Given problem:
Pick out the lines in the listing below that contain the word "Position" and copy them.
>> BEGIN Records provided
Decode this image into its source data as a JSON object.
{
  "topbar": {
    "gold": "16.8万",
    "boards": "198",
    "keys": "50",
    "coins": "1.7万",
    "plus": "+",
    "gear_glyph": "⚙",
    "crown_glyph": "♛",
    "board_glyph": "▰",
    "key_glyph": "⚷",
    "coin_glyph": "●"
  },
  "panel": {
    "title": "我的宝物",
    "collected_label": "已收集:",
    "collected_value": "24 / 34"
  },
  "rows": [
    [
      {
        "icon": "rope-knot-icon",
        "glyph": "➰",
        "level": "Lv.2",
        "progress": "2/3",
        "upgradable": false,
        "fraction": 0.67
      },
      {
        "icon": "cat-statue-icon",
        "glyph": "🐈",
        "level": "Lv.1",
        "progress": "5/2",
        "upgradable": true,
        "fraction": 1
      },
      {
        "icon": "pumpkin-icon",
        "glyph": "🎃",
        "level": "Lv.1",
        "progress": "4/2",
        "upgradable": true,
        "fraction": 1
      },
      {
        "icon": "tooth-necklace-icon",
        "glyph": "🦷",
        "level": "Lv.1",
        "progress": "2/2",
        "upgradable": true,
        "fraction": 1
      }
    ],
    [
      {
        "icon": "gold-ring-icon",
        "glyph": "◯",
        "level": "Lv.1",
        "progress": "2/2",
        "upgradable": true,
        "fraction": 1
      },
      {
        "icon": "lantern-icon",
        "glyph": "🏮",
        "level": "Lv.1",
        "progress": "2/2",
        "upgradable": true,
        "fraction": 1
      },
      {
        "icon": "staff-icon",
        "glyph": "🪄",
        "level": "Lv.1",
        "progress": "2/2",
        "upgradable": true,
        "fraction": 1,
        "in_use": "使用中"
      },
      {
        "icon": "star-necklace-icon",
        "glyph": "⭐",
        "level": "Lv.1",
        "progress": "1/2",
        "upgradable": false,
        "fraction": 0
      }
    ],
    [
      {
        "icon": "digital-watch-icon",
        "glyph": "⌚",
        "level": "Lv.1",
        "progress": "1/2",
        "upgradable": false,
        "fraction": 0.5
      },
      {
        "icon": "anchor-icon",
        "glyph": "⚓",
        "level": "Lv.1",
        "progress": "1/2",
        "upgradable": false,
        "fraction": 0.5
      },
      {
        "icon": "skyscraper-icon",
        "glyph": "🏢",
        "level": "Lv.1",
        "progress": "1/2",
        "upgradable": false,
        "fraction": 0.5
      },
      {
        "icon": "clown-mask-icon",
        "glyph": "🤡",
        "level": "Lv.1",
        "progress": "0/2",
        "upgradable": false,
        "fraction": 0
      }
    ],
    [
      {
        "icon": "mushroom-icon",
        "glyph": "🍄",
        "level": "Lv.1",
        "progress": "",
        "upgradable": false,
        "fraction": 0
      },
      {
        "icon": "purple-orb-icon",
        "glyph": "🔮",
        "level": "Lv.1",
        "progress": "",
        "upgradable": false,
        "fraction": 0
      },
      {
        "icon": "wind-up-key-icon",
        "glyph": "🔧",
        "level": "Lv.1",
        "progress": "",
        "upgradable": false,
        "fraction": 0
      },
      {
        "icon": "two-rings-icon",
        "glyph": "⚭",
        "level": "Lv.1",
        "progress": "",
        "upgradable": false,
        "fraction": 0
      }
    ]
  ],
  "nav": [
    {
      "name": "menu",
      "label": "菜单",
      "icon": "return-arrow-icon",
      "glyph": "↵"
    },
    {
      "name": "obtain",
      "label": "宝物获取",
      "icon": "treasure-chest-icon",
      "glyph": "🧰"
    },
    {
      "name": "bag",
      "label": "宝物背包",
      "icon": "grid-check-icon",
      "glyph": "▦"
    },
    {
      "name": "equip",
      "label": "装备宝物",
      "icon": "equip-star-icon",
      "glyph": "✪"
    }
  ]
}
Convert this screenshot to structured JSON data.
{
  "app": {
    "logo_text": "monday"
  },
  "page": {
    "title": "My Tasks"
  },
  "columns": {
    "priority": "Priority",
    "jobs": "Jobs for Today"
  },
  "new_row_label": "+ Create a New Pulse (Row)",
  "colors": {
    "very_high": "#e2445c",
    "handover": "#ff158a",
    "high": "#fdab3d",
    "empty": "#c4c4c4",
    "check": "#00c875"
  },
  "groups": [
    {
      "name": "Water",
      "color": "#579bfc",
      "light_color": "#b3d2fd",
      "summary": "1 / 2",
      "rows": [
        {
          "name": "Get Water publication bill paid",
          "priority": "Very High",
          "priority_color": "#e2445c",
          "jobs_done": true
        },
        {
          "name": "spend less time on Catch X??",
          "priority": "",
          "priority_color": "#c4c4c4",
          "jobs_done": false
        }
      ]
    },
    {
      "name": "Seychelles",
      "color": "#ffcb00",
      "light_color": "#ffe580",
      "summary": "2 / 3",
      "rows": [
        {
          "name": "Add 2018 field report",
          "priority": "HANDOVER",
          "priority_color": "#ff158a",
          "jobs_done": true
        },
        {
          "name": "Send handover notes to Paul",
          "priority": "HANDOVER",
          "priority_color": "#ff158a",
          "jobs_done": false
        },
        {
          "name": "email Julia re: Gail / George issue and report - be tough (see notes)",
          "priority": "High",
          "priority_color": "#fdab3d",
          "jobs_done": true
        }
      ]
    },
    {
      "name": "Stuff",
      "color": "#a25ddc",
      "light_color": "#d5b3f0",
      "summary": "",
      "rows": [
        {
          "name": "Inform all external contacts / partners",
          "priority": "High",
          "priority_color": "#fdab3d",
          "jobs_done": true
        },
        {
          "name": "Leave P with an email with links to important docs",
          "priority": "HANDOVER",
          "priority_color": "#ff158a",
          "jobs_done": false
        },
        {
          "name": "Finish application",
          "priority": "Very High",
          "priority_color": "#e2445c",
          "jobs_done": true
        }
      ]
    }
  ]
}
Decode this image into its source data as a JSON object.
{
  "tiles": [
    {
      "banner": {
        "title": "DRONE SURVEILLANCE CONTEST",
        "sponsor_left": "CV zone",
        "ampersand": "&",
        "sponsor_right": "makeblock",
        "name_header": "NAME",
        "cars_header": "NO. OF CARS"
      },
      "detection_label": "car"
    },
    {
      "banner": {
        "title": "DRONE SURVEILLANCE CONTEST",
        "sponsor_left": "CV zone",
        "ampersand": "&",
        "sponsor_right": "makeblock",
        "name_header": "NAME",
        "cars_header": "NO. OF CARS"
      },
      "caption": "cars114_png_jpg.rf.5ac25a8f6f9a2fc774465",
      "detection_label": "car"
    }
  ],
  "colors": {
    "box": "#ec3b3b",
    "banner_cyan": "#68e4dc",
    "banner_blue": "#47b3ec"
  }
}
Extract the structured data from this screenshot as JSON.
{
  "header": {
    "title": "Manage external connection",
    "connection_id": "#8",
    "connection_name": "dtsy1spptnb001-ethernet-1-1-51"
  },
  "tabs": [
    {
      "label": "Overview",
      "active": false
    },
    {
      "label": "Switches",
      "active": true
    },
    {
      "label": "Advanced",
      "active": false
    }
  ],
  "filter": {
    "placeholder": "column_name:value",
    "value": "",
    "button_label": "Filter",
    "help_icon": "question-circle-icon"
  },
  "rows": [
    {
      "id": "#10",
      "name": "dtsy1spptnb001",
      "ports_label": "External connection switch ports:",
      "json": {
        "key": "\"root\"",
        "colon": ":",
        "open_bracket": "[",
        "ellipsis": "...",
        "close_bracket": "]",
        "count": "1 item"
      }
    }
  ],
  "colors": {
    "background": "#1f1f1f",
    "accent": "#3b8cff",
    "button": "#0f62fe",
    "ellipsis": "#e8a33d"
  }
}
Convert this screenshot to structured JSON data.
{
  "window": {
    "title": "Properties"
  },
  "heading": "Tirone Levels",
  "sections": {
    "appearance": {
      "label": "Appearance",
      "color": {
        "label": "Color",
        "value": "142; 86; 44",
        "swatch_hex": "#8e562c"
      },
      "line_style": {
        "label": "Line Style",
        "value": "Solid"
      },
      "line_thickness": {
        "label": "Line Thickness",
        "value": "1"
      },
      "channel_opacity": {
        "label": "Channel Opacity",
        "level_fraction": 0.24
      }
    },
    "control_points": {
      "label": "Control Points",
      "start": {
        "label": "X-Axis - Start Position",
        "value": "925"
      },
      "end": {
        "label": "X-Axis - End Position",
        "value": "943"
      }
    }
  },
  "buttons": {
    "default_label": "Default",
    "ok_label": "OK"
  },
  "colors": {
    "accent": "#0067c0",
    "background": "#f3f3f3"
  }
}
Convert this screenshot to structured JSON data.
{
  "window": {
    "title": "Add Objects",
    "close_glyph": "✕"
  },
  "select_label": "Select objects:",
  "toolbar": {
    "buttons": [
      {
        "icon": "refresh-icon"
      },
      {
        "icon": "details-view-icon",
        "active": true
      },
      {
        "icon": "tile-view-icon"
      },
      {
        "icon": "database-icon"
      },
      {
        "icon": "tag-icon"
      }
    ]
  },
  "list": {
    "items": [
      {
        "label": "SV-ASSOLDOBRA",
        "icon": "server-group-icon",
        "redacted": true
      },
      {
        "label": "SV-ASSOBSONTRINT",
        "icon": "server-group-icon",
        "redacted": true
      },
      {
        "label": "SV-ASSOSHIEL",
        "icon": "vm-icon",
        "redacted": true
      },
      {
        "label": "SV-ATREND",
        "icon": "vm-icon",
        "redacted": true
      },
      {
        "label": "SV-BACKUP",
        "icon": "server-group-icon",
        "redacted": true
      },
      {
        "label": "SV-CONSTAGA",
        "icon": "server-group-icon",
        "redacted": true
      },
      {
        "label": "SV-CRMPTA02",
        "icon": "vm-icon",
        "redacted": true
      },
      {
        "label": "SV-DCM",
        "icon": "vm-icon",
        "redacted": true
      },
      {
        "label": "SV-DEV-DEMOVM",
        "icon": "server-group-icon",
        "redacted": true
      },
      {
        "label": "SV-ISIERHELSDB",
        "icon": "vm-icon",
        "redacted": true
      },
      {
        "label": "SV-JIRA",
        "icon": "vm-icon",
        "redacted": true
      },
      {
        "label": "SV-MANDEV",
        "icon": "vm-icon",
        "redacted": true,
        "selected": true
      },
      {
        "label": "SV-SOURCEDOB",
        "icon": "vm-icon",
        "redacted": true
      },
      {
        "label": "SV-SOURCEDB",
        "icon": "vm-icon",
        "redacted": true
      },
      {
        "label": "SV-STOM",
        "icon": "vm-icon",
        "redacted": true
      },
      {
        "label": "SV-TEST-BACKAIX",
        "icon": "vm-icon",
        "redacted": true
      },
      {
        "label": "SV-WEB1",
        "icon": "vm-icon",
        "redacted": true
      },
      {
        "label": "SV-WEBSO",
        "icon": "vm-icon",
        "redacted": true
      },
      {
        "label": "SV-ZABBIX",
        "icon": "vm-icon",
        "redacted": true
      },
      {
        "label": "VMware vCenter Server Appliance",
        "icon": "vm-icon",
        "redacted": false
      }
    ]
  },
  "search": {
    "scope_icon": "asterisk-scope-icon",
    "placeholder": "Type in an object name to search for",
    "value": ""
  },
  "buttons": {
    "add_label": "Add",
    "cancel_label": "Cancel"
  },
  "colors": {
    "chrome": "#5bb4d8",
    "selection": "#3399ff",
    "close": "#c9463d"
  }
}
>> END Records provided
Answer to the task:
        "label": "X-Axis - Start Position",
        "label": "X-Axis - End Position",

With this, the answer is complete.